● WHAT YOU WILL DO: Identify each line below containing the string "image" and copy it.

● ● ● ●

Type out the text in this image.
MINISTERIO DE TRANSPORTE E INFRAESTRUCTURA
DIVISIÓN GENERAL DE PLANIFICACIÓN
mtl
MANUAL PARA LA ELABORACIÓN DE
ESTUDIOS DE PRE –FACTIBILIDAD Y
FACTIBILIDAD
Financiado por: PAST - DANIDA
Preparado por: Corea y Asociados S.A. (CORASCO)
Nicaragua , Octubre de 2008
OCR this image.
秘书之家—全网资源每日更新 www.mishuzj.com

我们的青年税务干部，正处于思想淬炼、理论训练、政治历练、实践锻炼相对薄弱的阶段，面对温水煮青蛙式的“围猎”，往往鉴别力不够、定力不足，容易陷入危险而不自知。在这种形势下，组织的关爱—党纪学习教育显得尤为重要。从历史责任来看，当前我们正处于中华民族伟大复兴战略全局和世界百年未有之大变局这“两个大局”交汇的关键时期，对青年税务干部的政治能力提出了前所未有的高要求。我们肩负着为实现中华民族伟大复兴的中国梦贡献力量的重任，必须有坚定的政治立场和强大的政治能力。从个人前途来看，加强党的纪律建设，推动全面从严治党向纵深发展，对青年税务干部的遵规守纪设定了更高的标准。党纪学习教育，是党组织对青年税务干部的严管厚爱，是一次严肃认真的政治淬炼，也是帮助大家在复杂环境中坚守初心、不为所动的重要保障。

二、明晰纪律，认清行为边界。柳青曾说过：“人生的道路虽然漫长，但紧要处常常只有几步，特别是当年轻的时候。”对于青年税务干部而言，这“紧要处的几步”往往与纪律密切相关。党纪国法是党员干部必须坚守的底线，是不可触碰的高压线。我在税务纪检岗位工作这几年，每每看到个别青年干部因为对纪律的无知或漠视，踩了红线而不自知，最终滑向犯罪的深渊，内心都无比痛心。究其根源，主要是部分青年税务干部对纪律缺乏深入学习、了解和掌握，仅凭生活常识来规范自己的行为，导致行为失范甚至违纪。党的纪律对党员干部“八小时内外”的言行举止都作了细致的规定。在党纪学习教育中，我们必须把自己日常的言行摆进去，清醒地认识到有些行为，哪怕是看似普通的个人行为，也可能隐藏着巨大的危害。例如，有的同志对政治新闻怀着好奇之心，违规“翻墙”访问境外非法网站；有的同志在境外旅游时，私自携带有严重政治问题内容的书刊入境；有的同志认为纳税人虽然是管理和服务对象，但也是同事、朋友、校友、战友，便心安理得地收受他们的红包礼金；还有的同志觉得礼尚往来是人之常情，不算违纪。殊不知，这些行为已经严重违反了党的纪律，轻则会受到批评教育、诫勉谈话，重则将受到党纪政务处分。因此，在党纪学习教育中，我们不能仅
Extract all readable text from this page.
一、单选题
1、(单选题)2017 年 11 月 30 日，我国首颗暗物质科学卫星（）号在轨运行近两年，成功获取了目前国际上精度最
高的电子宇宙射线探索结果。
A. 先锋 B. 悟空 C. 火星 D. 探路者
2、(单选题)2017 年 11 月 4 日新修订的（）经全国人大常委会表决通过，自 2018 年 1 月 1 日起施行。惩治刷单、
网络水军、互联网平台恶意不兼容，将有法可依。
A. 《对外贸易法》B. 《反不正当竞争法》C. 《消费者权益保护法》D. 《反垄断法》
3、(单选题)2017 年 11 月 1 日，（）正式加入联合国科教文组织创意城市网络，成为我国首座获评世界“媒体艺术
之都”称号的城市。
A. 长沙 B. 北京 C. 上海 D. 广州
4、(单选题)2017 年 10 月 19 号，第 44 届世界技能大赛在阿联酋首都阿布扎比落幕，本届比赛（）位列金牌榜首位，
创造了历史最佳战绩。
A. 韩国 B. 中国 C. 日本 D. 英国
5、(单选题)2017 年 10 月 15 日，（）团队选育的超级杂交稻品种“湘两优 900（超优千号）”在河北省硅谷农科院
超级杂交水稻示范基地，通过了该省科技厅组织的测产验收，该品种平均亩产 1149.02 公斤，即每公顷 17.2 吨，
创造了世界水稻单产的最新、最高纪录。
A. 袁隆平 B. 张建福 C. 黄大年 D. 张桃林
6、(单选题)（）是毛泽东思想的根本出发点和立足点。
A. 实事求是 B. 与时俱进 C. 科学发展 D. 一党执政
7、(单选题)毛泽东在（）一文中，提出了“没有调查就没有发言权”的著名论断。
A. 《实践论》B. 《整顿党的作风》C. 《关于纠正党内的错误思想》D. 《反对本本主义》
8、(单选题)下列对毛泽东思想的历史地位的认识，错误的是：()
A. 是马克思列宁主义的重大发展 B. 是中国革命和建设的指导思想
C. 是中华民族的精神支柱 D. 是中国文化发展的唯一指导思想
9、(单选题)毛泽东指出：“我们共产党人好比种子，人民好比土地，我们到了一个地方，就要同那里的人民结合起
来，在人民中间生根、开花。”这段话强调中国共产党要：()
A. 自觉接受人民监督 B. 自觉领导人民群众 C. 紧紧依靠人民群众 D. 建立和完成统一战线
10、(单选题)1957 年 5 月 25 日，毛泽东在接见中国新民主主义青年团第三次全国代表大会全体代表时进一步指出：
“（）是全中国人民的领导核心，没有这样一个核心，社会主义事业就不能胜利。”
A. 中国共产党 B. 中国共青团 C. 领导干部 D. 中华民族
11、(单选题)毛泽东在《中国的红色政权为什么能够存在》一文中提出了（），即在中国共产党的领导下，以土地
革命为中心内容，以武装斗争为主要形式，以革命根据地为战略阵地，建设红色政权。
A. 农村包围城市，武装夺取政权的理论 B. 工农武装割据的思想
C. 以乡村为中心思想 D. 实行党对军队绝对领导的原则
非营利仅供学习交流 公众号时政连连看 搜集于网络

● ● ● ●

● EXERCISE RESPONSE:
Type out the text in this image.
OCR this image.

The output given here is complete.